▸ **Complete the following**
**1.** According to the comment thread, who does Dr Richard Norris say are the biggest influence in children's formative lives?
**2.** Duplicate the portion of the comment thread starting at "Dads are the" and ending at "sharing your comments.".
==== Extract

  • http://twitter.com/UBAwesome Dr Richard Norris

    Dads are the biggest influence (or are designed to be) in our kids formative lives. We have to influence them to excellence. We must keep in mind that as we are their Dad 24/7 and 365 they are watching and ours 24/7 365.

  • http://www.thekidscoach.org.uk/ Naomi

    Hopefully all of the above with different degrees of emphasis I imagine.

  • http://www.FamilyMinute.com/ Mark Merrill

    Richard, thanks again for sharing your comments.

  • http://www.FamilyMinute.com/ Mark Merrill

    Me to, Joe!

  • http://www.FamilyMinute.com/ Mark Merrill

    My pleasure D40.

  • http://www.FamilyMinute.com/ Mark Merrill

    You are welcome, Norm. Thanks so much for your comments.
========
==== Raw data
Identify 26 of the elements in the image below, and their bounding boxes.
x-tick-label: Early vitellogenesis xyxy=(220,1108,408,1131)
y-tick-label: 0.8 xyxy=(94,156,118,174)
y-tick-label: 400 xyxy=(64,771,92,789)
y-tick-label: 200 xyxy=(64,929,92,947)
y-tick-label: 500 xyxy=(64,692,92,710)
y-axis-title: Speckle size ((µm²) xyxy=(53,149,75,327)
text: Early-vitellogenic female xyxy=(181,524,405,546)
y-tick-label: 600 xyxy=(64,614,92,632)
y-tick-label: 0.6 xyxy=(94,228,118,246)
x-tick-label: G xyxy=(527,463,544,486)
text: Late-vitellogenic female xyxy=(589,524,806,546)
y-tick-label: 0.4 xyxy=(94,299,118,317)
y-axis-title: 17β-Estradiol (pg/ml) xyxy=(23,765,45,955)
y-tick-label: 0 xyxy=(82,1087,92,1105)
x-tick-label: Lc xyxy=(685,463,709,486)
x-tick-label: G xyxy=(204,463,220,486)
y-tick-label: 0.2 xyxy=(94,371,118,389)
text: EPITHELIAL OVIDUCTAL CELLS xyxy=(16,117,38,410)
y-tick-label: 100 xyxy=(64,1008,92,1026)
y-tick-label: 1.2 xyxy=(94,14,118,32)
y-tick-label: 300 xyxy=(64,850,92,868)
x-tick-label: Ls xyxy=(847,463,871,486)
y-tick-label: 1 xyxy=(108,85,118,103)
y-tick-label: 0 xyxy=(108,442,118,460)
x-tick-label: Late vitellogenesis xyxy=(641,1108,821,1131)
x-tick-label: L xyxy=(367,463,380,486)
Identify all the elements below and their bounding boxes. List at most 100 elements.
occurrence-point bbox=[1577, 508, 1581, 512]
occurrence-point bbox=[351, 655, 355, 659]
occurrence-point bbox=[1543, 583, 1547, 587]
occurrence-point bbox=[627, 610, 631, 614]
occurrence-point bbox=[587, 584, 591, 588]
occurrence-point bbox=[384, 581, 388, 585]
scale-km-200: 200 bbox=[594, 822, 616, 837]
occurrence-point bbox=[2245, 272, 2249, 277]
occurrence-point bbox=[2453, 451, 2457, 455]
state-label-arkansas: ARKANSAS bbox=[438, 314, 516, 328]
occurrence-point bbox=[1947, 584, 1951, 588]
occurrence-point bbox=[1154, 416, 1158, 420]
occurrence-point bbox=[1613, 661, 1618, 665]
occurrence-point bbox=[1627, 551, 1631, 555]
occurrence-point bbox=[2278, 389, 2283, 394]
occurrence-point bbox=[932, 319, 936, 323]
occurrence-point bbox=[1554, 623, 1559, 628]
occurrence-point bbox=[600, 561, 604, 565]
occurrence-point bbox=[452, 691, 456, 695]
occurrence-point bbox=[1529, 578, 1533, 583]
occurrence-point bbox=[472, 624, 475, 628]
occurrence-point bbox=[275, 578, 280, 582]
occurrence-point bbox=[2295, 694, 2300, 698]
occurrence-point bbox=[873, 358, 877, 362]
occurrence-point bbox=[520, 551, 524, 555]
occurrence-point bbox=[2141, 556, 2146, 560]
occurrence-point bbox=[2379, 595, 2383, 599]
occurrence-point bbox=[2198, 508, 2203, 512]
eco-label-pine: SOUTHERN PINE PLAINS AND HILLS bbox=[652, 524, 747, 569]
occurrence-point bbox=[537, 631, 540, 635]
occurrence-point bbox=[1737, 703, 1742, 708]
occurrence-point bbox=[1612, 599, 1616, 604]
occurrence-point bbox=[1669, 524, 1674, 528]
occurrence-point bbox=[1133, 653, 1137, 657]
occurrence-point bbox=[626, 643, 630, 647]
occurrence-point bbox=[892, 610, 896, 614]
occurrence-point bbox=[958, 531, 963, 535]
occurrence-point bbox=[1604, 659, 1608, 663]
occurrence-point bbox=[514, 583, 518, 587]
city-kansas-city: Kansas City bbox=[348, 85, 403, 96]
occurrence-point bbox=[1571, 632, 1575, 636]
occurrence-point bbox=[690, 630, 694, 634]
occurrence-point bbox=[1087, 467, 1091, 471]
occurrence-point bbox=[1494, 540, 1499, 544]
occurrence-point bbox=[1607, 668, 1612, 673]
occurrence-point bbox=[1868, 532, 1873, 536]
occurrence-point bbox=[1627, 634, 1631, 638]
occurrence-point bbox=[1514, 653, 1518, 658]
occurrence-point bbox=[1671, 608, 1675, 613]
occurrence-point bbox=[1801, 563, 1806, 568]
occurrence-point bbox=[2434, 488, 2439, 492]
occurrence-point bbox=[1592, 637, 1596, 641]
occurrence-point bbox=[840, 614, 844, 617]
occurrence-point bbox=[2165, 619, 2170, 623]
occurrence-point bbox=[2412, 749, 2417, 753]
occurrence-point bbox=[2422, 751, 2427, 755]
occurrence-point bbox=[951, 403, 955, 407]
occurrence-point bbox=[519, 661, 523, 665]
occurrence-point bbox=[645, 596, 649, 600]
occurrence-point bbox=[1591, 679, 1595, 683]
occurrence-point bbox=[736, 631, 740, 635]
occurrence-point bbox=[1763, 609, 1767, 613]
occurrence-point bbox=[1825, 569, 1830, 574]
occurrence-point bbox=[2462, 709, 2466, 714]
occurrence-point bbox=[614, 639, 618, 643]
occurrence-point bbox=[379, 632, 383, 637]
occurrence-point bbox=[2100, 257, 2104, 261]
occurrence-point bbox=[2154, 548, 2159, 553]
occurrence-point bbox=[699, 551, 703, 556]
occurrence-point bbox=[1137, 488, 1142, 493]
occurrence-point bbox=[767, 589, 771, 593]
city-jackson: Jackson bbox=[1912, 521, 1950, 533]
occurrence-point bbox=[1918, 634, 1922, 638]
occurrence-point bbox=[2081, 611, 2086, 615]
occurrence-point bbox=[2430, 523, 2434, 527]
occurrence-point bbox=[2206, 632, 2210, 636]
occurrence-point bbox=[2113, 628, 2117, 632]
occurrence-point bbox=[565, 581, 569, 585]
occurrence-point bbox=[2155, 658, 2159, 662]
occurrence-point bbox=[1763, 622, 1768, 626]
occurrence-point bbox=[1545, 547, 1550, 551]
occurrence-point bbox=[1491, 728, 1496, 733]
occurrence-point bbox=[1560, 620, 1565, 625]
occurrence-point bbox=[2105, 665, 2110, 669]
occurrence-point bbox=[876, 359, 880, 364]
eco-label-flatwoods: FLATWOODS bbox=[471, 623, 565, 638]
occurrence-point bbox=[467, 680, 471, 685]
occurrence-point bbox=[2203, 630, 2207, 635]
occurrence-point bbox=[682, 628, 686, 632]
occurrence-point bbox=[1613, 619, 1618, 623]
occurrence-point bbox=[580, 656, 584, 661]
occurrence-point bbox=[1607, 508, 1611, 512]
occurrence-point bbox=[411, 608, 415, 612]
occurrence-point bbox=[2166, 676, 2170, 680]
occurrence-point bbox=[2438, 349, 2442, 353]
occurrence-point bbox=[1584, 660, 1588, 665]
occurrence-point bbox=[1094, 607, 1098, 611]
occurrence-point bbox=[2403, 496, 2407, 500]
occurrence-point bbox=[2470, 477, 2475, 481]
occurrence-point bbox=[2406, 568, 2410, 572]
========
▸ **Answers below**
**1.** Dads.

**2.**
Dads are the biggest influence (or are designed to be) in our kids formative lives. We have to influence them to excellence. We must keep in mind that as we are their Dad 24/7 and 365 they are watching and ours 24/7 365.

  • http://www.thekidscoach.org.uk/ Naomi

    Hopefully all of the above with different degrees of emphasis I imagine.

  • http://www.FamilyMinute.com/ Mark Merrill

    Richard, thanks again for sharing your comments.